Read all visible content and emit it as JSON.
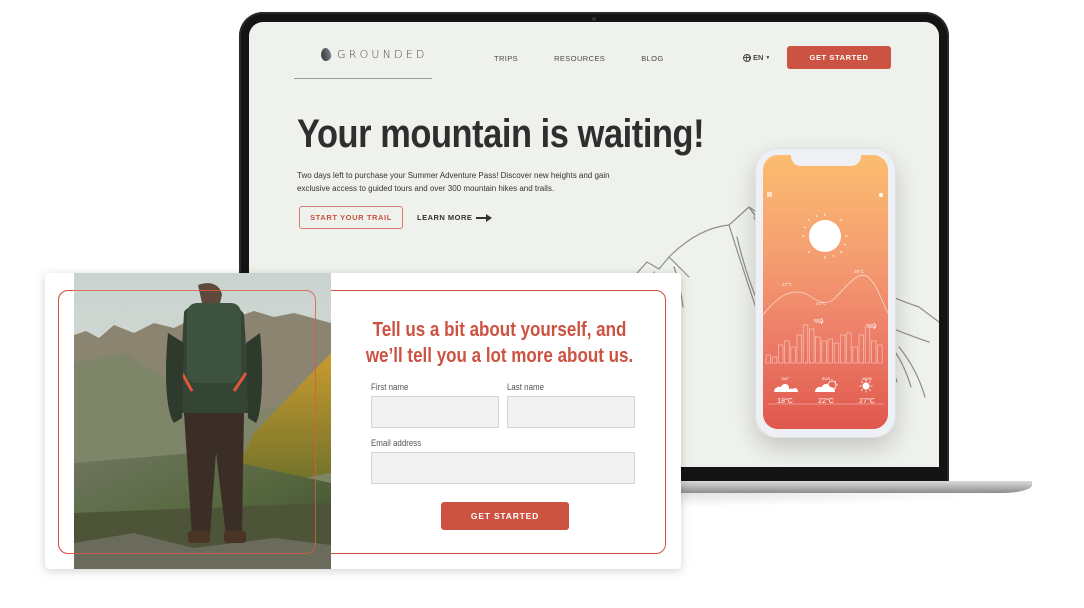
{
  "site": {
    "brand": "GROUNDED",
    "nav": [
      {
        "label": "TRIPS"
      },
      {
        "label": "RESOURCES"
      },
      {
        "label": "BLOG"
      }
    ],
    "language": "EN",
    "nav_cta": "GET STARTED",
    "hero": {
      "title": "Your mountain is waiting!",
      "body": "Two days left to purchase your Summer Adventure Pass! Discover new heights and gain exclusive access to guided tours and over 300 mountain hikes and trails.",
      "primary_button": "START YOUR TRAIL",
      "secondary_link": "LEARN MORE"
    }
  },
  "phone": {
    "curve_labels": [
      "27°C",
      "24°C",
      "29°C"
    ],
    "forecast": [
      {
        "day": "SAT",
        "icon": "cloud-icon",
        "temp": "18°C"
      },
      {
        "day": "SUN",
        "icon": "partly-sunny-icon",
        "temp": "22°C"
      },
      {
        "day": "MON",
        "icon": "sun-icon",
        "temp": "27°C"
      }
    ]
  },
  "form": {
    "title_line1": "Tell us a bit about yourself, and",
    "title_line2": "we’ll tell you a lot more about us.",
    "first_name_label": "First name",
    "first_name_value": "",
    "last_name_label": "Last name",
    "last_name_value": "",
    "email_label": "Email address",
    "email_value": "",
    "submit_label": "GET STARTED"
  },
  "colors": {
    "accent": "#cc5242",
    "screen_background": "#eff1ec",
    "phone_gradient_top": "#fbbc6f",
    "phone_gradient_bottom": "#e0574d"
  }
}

-- -- --

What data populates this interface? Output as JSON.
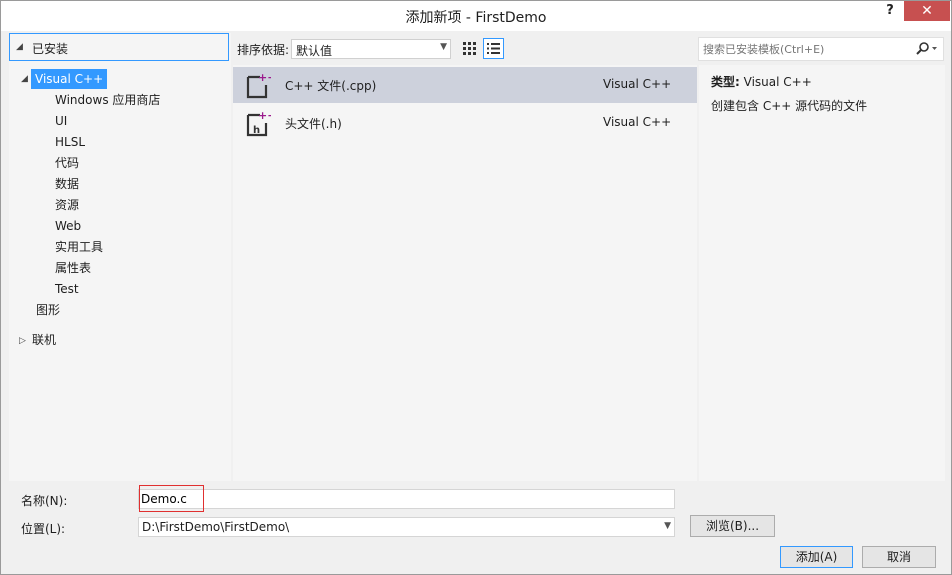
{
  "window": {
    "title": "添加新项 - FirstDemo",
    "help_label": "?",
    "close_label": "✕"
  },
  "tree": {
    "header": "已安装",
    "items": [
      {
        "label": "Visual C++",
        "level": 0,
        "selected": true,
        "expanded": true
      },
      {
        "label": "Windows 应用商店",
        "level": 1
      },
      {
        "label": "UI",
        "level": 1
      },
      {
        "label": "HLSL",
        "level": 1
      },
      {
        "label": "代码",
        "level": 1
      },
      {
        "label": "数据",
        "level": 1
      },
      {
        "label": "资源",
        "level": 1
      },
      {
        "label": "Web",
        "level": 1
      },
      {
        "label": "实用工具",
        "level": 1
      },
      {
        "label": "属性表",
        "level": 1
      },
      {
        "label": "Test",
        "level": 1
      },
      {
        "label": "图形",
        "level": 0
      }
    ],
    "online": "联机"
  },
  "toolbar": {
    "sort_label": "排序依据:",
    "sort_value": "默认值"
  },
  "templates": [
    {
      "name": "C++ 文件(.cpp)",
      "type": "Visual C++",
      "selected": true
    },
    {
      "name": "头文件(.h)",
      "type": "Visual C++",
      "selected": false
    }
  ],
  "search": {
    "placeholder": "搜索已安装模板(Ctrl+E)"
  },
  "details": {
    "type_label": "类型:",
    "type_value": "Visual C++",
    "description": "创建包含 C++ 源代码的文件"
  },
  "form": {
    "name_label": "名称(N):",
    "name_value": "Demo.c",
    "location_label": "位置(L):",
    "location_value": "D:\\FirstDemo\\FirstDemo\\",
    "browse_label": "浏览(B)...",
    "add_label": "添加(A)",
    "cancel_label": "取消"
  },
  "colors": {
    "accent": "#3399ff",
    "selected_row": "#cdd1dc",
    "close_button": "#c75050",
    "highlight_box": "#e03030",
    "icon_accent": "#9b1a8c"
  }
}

-- -- --

TASK GOAL
Report the number of lines of the listing above that hold the string "FirstDemo", with no other text.

TASK ANSWER
2